● **Request**
Reproduce every record below exactly as written, but leave out any pictures.

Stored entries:

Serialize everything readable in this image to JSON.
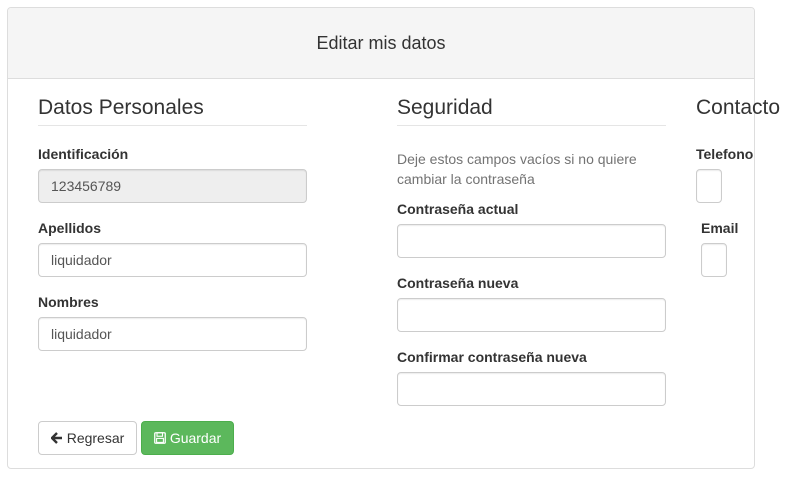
{
  "header": {
    "title": "Editar mis datos"
  },
  "personal": {
    "title": "Datos Personales",
    "identificacion_label": "Identificación",
    "identificacion_value": "123456789",
    "apellidos_label": "Apellidos",
    "apellidos_value": "liquidador",
    "nombres_label": "Nombres",
    "nombres_value": "liquidador"
  },
  "seguridad": {
    "title": "Seguridad",
    "help_line1": "Deje estos campos vacíos si no quiere",
    "help_line2": "cambiar la contraseña",
    "actual_label": "Contraseña actual",
    "nueva_label": "Contraseña nueva",
    "confirmar_label": "Confirmar contraseña nueva"
  },
  "contacto": {
    "title": "Contacto",
    "telefono_label": "Telefono",
    "email_label": "Email"
  },
  "buttons": {
    "back_label": "Regresar",
    "save_label": "Guardar",
    "back_icon": "arrow-left-icon",
    "save_icon": "floppy-disk-icon"
  },
  "colors": {
    "success": "#5cb85c",
    "heading_bg": "#f5f5f5"
  }
}
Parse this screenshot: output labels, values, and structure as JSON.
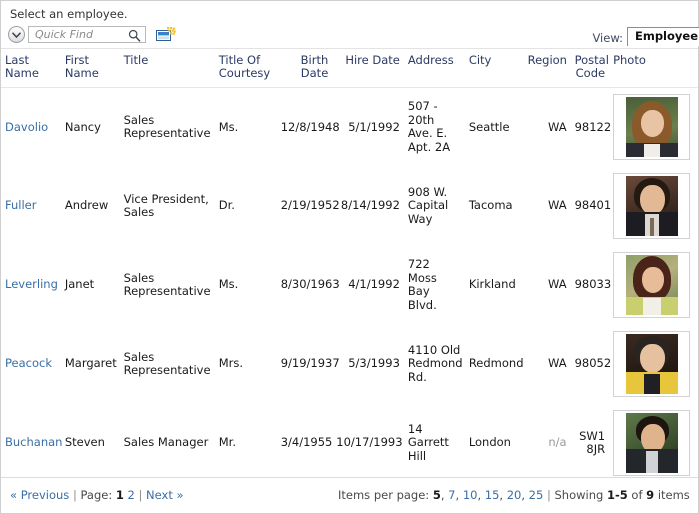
{
  "caption": "Select an employee.",
  "toolbar": {
    "chevron_icon": "chevron-down-icon",
    "quick_find_placeholder": "Quick Find",
    "quick_find_value": "",
    "search_icon": "magnifier-icon",
    "new_record_icon": "new-record-icon",
    "view_label": "View:",
    "view_selected": "Employee"
  },
  "grid": {
    "columns": [
      {
        "label": "Last Name",
        "align": "left"
      },
      {
        "label": "First Name",
        "align": "left"
      },
      {
        "label": "Title",
        "align": "left"
      },
      {
        "label": "Title Of Courtesy",
        "align": "left"
      },
      {
        "label": "Birth Date",
        "align": "right"
      },
      {
        "label": "Hire Date",
        "align": "right"
      },
      {
        "label": "Address",
        "align": "left"
      },
      {
        "label": "City",
        "align": "left"
      },
      {
        "label": "Region",
        "align": "right"
      },
      {
        "label": "Postal Code",
        "align": "right"
      },
      {
        "label": "Photo",
        "align": "left"
      }
    ],
    "rows": [
      {
        "last_name": "Davolio",
        "first_name": "Nancy",
        "title": "Sales Representative",
        "title_of_courtesy": "Ms.",
        "birth_date": "12/8/1948",
        "hire_date": "5/1/1992",
        "address": "507 - 20th Ave. E. Apt. 2A",
        "city": "Seattle",
        "region": "WA",
        "postal_code": "98122",
        "photo": "employee-photo"
      },
      {
        "last_name": "Fuller",
        "first_name": "Andrew",
        "title": "Vice President, Sales",
        "title_of_courtesy": "Dr.",
        "birth_date": "2/19/1952",
        "hire_date": "8/14/1992",
        "address": "908 W. Capital Way",
        "city": "Tacoma",
        "region": "WA",
        "postal_code": "98401",
        "photo": "employee-photo"
      },
      {
        "last_name": "Leverling",
        "first_name": "Janet",
        "title": "Sales Representative",
        "title_of_courtesy": "Ms.",
        "birth_date": "8/30/1963",
        "hire_date": "4/1/1992",
        "address": "722 Moss Bay Blvd.",
        "city": "Kirkland",
        "region": "WA",
        "postal_code": "98033",
        "photo": "employee-photo"
      },
      {
        "last_name": "Peacock",
        "first_name": "Margaret",
        "title": "Sales Representative",
        "title_of_courtesy": "Mrs.",
        "birth_date": "9/19/1937",
        "hire_date": "5/3/1993",
        "address": "4110 Old Redmond Rd.",
        "city": "Redmond",
        "region": "WA",
        "postal_code": "98052",
        "photo": "employee-photo"
      },
      {
        "last_name": "Buchanan",
        "first_name": "Steven",
        "title": "Sales Manager",
        "title_of_courtesy": "Mr.",
        "birth_date": "3/4/1955",
        "hire_date": "10/17/1993",
        "address": "14 Garrett Hill",
        "city": "London",
        "region": "n/a",
        "postal_code": "SW1 8JR",
        "photo": "employee-photo"
      }
    ]
  },
  "footer": {
    "previous": "« Previous",
    "sep1": " | ",
    "page_label": "Page: ",
    "page_current": "1",
    "page_other": "2",
    "sep2": " | ",
    "next": "Next »",
    "items_per_page_label": "Items per page: ",
    "ipp_selected": "5",
    "ipp_options": [
      ", ",
      "7",
      ", ",
      "10",
      ", ",
      "15",
      ", ",
      "20",
      ", ",
      "25"
    ],
    "ipp_7": "7",
    "ipp_10": "10",
    "ipp_15": "15",
    "ipp_20": "20",
    "ipp_25": "25",
    "sep3": " | ",
    "showing_label": "Showing ",
    "showing_range": "1-5",
    "showing_of": " of ",
    "showing_total": "9",
    "showing_items": " items"
  },
  "colors": {
    "link": "#3a6ea5",
    "header_text": "#2b3a63",
    "muted": "#9a9a9a",
    "border": "#cfcfcf"
  }
}
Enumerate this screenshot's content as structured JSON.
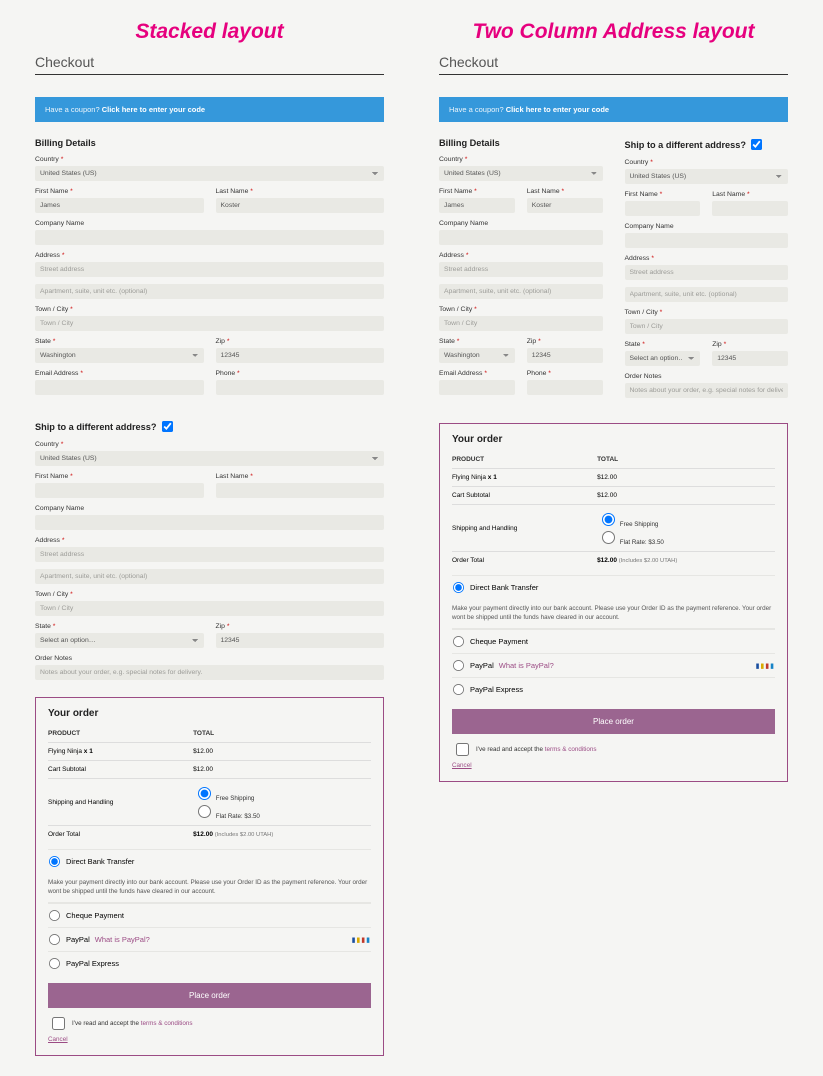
{
  "layouts": {
    "stacked_title": "Stacked layout",
    "twocol_title": "Two Column Address layout"
  },
  "page_title": "Checkout",
  "coupon": {
    "prompt": "Have a coupon? ",
    "link": "Click here to enter your code"
  },
  "labels": {
    "billing_details": "Billing Details",
    "ship_different": "Ship to a different address?",
    "country": "Country",
    "first_name": "First Name",
    "last_name": "Last Name",
    "company": "Company Name",
    "address": "Address",
    "town": "Town / City",
    "state": "State",
    "zip": "Zip",
    "email": "Email Address",
    "phone": "Phone",
    "order_notes": "Order Notes"
  },
  "placeholders": {
    "street": "Street address",
    "apt": "Apartment, suite, unit etc. (optional)",
    "town": "Town / City",
    "notes": "Notes about your order, e.g. special notes for delivery."
  },
  "values": {
    "country": "United States (US)",
    "first_name": "James",
    "last_name": "Koster",
    "state_billing": "Washington",
    "state_ship_placeholder": "Select an option…",
    "zip": "12345"
  },
  "order": {
    "heading": "Your order",
    "th_product": "PRODUCT",
    "th_total": "TOTAL",
    "item_name": "Flying Ninja",
    "item_qty": "x 1",
    "item_total": "$12.00",
    "sub_label": "Cart Subtotal",
    "sub_value": "$12.00",
    "ship_label": "Shipping and Handling",
    "ship_free": "Free Shipping",
    "ship_flat": "Flat Rate: $3.50",
    "order_total_label": "Order Total",
    "order_total_value": "$12.00",
    "order_total_note": "(Includes $2.00 UTAH)"
  },
  "payments": {
    "direct": "Direct Bank Transfer",
    "direct_desc": "Make your payment directly into our bank account. Please use your Order ID as the payment reference. Your order wont be shipped until the funds have cleared in our account.",
    "cheque": "Cheque Payment",
    "paypal": "PayPal",
    "paypal_q": "What is PayPal?",
    "paypal_express": "PayPal Express"
  },
  "actions": {
    "place_order": "Place order",
    "terms_pre": "I've read and accept the ",
    "terms_link": "terms & conditions",
    "cancel": "Cancel"
  }
}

● **Written solution**
Serialize everything readable in this image to JSON.
{
  "header": {
    "title": "Editar mis datos"
  },
  "personal": {
    "title": "Datos Personales",
    "identificacion_label": "Identificación",
    "identificacion_value": "123456789",
    "apellidos_label": "Apellidos",
    "apellidos_value": "liquidador",
    "nombres_label": "Nombres",
    "nombres_value": "liquidador"
  },
  "seguridad": {
    "title": "Seguridad",
    "help_line1": "Deje estos campos vacíos si no quiere",
    "help_line2": "cambiar la contraseña",
    "actual_label": "Contraseña actual",
    "nueva_label": "Contraseña nueva",
    "confirmar_label": "Confirmar contraseña nueva"
  },
  "contacto": {
    "title": "Contacto",
    "telefono_label": "Telefono",
    "email_label": "Email"
  },
  "buttons": {
    "back_label": "Regresar",
    "save_label": "Guardar",
    "back_icon": "arrow-left-icon",
    "save_icon": "floppy-disk-icon"
  },
  "colors": {
    "success": "#5cb85c",
    "heading_bg": "#f5f5f5"
  }
}
Parse this screenshot: output labels, values, and structure as JSON.
{
  "caption": "Select an employee.",
  "toolbar": {
    "chevron_icon": "chevron-down-icon",
    "quick_find_placeholder": "Quick Find",
    "quick_find_value": "",
    "search_icon": "magnifier-icon",
    "new_record_icon": "new-record-icon",
    "view_label": "View:",
    "view_selected": "Employee"
  },
  "grid": {
    "columns": [
      {
        "label": "Last Name",
        "align": "left"
      },
      {
        "label": "First Name",
        "align": "left"
      },
      {
        "label": "Title",
        "align": "left"
      },
      {
        "label": "Title Of Courtesy",
        "align": "left"
      },
      {
        "label": "Birth Date",
        "align": "right"
      },
      {
        "label": "Hire Date",
        "align": "right"
      },
      {
        "label": "Address",
        "align": "left"
      },
      {
        "label": "City",
        "align": "left"
      },
      {
        "label": "Region",
        "align": "right"
      },
      {
        "label": "Postal Code",
        "align": "right"
      },
      {
        "label": "Photo",
        "align": "left"
      }
    ],
    "rows": [
      {
        "last_name": "Davolio",
        "first_name": "Nancy",
        "title": "Sales Representative",
        "title_of_courtesy": "Ms.",
        "birth_date": "12/8/1948",
        "hire_date": "5/1/1992",
        "address": "507 - 20th Ave. E. Apt. 2A",
        "city": "Seattle",
        "region": "WA",
        "postal_code": "98122",
        "photo": "employee-photo"
      },
      {
        "last_name": "Fuller",
        "first_name": "Andrew",
        "title": "Vice President, Sales",
        "title_of_courtesy": "Dr.",
        "birth_date": "2/19/1952",
        "hire_date": "8/14/1992",
        "address": "908 W. Capital Way",
        "city": "Tacoma",
        "region": "WA",
        "postal_code": "98401",
        "photo": "employee-photo"
      },
      {
        "last_name": "Leverling",
        "first_name": "Janet",
        "title": "Sales Representative",
        "title_of_courtesy": "Ms.",
        "birth_date": "8/30/1963",
        "hire_date": "4/1/1992",
        "address": "722 Moss Bay Blvd.",
        "city": "Kirkland",
        "region": "WA",
        "postal_code": "98033",
        "photo": "employee-photo"
      },
      {
        "last_name": "Peacock",
        "first_name": "Margaret",
        "title": "Sales Representative",
        "title_of_courtesy": "Mrs.",
        "birth_date": "9/19/1937",
        "hire_date": "5/3/1993",
        "address": "4110 Old Redmond Rd.",
        "city": "Redmond",
        "region": "WA",
        "postal_code": "98052",
        "photo": "employee-photo"
      },
      {
        "last_name": "Buchanan",
        "first_name": "Steven",
        "title": "Sales Manager",
        "title_of_courtesy": "Mr.",
        "birth_date": "3/4/1955",
        "hire_date": "10/17/1993",
        "address": "14 Garrett Hill",
        "city": "London",
        "region": "n/a",
        "postal_code": "SW1 8JR",
        "photo": "employee-photo"
      }
    ]
  },
  "footer": {
    "previous": "« Previous",
    "sep1": " | ",
    "page_label": "Page: ",
    "page_current": "1",
    "page_other": "2",
    "sep2": " | ",
    "next": "Next »",
    "items_per_page_label": "Items per page: ",
    "ipp_selected": "5",
    "ipp_options": [
      ", ",
      "7",
      ", ",
      "10",
      ", ",
      "15",
      ", ",
      "20",
      ", ",
      "25"
    ],
    "ipp_7": "7",
    "ipp_10": "10",
    "ipp_15": "15",
    "ipp_20": "20",
    "ipp_25": "25",
    "sep3": " | ",
    "showing_label": "Showing ",
    "showing_range": "1-5",
    "showing_of": " of ",
    "showing_total": "9",
    "showing_items": " items"
  },
  "colors": {
    "link": "#3a6ea5",
    "header_text": "#2b3a63",
    "muted": "#9a9a9a",
    "border": "#cfcfcf"
  }
}
Enumerate this screenshot's content as structured JSON.
{
  "layouts": {
    "stacked_title": "Stacked layout",
    "twocol_title": "Two Column Address layout"
  },
  "page_title": "Checkout",
  "coupon": {
    "prompt": "Have a coupon? ",
    "link": "Click here to enter your code"
  },
  "labels": {
    "billing_details": "Billing Details",
    "ship_different": "Ship to a different address?",
    "country": "Country",
    "first_name": "First Name",
    "last_name": "Last Name",
    "company": "Company Name",
    "address": "Address",
    "town": "Town / City",
    "state": "State",
    "zip": "Zip",
    "email": "Email Address",
    "phone": "Phone",
    "order_notes": "Order Notes"
  },
  "placeholders": {
    "street": "Street address",
    "apt": "Apartment, suite, unit etc. (optional)",
    "town": "Town / City",
    "notes": "Notes about your order, e.g. special notes for delivery."
  },
  "values": {
    "country": "United States (US)",
    "first_name": "James",
    "last_name": "Koster",
    "state_billing": "Washington",
    "state_ship_placeholder": "Select an option…",
    "zip": "12345"
  },
  "order": {
    "heading": "Your order",
    "th_product": "PRODUCT",
    "th_total": "TOTAL",
    "item_name": "Flying Ninja",
    "item_qty": "x 1",
    "item_total": "$12.00",
    "sub_label": "Cart Subtotal",
    "sub_value": "$12.00",
    "ship_label": "Shipping and Handling",
    "ship_free": "Free Shipping",
    "ship_flat": "Flat Rate: $3.50",
    "order_total_label": "Order Total",
    "order_total_value": "$12.00",
    "order_total_note": "(Includes $2.00 UTAH)"
  },
  "payments": {
    "direct": "Direct Bank Transfer",
    "direct_desc": "Make your payment directly into our bank account. Please use your Order ID as the payment reference. Your order wont be shipped until the funds have cleared in our account.",
    "cheque": "Cheque Payment",
    "paypal": "PayPal",
    "paypal_q": "What is PayPal?",
    "paypal_express": "PayPal Express"
  },
  "actions": {
    "place_order": "Place order",
    "terms_pre": "I've read and accept the ",
    "terms_link": "terms & conditions",
    "cancel": "Cancel"
  }
}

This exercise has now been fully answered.